= Directions for this task =
Repeat the material in full. Keep every line exactly as it is.

Stored entries:
□ □ □ □ □ □ □
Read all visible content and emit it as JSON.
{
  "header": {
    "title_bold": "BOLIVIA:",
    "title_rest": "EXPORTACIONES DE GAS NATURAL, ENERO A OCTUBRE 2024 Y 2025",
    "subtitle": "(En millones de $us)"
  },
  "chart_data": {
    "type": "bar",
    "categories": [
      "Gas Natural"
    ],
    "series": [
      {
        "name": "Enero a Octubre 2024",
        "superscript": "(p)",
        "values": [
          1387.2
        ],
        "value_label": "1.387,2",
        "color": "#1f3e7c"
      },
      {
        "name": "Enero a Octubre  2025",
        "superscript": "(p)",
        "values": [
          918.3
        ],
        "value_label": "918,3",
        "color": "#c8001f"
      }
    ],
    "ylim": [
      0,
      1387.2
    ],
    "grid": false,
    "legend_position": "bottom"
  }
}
□ □ □ □ □ □ □
= Task output =
Read all visible content and emit it as JSON.
{
  "header": {
    "title_bold": "BOLIVIA:",
    "title_rest": "EXPORTACIONES DE GAS NATURAL, ENERO A OCTUBRE 2024 Y 2025",
    "subtitle": "(En millones de $us)"
  },
  "chart_data": {
    "type": "bar",
    "categories": [
      "Gas Natural"
    ],
    "series": [
      {
        "name": "Enero a Octubre 2024",
        "superscript": "(p)",
        "values": [
          1387.2
        ],
        "value_label": "1.387,2",
        "color": "#1f3e7c"
      },
      {
        "name": "Enero a Octubre  2025",
        "superscript": "(p)",
        "values": [
          918.3
        ],
        "value_label": "918,3",
        "color": "#c8001f"
      }
    ],
    "ylim": [
      0,
      1387.2
    ],
    "grid": false,
    "legend_position": "bottom"
  }
}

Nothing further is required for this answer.